TASK INPUTS:
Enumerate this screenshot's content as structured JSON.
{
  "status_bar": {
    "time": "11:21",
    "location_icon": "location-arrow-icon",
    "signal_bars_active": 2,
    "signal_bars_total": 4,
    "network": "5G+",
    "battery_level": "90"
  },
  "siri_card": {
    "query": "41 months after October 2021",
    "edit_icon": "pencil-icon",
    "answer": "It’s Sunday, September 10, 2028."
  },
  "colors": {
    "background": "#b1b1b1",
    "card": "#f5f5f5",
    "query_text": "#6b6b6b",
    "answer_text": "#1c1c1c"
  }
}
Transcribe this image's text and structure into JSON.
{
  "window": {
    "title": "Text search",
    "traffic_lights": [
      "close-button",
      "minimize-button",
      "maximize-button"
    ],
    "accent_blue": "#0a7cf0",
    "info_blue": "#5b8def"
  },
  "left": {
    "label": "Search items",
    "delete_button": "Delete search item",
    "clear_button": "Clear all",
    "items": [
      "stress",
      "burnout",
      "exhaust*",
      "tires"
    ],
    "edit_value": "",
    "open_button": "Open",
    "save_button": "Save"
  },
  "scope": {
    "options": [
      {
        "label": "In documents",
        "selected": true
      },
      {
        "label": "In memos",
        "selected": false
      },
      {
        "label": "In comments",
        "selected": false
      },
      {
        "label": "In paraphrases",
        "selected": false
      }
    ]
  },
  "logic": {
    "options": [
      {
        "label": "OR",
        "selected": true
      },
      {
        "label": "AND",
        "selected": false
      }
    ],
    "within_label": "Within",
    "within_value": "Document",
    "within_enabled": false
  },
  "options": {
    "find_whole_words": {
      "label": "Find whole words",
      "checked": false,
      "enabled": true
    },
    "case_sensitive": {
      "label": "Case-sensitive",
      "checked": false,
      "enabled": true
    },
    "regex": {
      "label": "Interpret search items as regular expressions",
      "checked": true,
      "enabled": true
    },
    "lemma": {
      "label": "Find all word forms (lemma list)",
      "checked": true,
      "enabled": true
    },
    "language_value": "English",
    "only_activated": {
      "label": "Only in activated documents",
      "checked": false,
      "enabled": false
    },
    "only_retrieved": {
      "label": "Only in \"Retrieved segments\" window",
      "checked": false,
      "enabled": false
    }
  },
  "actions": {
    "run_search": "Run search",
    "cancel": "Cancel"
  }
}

WHAT YOU WILL DO:
For this exercise, gather every line of the data that contains the word "JSON".

TASK SOLUTION:
Enumerate this screenshot's content as structured JSON.
Transcribe this image's text and structure into JSON.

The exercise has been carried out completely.